Report how many lines below contain the word "ANGOMAS", and give only that number.

[start TASK MATERIAL]

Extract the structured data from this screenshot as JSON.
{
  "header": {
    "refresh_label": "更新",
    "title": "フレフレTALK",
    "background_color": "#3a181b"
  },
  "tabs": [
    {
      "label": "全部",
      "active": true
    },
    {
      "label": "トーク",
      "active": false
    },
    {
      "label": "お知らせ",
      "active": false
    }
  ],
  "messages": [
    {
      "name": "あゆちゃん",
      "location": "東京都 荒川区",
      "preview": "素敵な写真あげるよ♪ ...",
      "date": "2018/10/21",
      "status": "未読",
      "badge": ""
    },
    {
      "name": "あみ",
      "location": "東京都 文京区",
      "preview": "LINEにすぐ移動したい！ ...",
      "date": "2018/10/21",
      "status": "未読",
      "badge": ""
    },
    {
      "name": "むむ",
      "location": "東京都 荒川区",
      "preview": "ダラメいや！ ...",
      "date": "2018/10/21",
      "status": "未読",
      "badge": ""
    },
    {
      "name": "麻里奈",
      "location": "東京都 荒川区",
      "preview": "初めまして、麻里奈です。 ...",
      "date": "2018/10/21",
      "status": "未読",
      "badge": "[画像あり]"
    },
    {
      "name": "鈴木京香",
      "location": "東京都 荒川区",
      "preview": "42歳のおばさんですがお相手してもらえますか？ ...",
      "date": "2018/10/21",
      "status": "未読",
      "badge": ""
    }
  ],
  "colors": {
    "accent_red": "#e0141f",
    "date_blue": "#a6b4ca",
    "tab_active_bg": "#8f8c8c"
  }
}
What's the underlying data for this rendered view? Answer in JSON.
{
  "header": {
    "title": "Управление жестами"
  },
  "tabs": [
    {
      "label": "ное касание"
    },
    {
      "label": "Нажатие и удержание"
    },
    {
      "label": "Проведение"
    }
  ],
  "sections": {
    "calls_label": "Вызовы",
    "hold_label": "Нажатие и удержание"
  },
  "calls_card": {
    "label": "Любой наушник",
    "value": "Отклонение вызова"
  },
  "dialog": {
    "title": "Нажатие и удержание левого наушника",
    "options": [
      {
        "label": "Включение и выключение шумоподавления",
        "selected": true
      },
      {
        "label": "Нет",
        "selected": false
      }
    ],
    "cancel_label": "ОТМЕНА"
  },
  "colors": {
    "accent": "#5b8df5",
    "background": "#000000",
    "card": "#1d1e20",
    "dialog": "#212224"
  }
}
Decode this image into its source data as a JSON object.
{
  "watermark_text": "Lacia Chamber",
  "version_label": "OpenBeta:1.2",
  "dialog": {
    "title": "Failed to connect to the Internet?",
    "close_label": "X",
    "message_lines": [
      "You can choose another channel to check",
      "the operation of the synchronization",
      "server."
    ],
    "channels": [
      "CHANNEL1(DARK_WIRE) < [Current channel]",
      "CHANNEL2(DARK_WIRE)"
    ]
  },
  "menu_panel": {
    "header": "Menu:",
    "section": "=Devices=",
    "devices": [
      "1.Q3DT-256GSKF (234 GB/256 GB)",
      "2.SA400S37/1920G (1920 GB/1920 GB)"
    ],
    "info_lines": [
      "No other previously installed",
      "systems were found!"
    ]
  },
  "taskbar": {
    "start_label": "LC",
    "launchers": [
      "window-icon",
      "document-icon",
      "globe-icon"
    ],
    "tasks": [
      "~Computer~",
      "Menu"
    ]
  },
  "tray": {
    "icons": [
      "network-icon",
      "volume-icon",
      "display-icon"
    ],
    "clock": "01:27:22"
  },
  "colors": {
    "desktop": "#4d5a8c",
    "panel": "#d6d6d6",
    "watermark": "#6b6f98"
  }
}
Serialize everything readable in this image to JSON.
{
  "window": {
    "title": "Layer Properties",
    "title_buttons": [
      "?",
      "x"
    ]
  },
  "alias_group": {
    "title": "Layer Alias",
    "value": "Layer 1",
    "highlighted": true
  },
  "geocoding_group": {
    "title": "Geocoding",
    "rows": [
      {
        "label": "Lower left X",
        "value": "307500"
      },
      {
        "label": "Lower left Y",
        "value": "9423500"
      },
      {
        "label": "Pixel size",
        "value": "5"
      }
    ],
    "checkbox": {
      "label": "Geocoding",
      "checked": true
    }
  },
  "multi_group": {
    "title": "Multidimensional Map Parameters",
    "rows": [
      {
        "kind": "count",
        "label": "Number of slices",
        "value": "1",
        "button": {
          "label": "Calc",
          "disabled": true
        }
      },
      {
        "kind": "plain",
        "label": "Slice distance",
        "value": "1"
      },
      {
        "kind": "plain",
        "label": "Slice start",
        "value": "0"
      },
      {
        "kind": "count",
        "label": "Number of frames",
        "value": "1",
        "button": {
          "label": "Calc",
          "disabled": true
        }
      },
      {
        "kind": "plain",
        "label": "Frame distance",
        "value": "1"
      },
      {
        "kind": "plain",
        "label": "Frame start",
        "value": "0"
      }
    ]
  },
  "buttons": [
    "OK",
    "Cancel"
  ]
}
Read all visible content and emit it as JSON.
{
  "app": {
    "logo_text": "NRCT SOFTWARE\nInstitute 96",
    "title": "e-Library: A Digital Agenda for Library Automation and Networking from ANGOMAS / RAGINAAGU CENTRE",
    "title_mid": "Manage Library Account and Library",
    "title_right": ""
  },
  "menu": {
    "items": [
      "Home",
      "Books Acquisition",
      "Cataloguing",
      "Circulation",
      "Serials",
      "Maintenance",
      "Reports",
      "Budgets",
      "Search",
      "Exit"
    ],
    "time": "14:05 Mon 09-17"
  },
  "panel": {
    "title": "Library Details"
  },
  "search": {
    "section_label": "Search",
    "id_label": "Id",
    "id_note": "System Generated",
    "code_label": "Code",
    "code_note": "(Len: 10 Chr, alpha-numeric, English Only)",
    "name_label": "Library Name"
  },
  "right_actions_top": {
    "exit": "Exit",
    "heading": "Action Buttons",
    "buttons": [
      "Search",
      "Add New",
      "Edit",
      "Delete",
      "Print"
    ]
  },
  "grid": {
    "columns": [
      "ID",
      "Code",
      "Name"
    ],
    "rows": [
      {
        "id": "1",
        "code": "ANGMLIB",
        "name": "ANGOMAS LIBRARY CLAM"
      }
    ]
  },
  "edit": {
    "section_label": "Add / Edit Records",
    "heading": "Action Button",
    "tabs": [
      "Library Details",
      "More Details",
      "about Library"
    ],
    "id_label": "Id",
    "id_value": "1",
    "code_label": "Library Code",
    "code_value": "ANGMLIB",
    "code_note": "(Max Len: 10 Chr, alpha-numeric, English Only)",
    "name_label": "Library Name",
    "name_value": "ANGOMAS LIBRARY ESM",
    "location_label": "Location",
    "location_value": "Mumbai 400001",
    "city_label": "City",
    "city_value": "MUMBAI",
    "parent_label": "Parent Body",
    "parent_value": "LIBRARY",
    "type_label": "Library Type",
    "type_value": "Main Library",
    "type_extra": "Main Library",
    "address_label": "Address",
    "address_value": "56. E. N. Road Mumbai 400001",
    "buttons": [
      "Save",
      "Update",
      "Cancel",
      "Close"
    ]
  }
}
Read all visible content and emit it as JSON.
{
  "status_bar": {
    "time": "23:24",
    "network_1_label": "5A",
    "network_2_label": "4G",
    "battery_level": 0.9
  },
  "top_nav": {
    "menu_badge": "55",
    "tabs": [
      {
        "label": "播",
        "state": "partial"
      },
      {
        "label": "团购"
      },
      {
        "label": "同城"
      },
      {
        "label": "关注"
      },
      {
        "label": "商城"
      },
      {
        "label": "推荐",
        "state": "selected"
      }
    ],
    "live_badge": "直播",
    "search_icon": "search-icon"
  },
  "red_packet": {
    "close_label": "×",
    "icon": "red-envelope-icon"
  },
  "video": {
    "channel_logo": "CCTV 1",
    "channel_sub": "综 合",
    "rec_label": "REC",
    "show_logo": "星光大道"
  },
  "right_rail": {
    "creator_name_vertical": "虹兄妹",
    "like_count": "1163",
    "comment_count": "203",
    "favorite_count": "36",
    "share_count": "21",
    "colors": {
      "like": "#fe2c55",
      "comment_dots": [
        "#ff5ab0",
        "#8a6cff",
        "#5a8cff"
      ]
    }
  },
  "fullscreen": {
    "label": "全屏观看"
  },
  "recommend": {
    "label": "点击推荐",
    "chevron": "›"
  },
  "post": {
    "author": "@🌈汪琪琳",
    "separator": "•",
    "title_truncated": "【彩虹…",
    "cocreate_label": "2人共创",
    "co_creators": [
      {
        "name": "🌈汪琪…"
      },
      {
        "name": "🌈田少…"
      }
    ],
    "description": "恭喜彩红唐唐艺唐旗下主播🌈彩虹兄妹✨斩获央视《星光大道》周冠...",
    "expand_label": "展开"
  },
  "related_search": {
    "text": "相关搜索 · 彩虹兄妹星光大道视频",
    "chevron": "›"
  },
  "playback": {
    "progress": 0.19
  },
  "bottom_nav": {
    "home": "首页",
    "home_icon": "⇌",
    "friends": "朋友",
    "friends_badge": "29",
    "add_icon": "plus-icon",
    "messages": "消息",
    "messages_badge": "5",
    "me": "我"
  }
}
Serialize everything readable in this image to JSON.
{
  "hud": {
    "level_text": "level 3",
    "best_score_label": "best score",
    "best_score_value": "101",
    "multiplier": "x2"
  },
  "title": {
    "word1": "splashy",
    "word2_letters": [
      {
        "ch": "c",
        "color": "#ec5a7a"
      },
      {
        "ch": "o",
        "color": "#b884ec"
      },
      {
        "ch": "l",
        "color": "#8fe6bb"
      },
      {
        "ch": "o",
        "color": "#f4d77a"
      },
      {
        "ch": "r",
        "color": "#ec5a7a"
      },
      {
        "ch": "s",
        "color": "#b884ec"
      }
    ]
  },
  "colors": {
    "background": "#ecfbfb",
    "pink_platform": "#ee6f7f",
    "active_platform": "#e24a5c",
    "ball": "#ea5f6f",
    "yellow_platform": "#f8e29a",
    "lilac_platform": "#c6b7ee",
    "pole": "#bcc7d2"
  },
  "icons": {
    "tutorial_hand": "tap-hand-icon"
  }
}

[end TASK MATERIAL]

> THE RESPONSE
3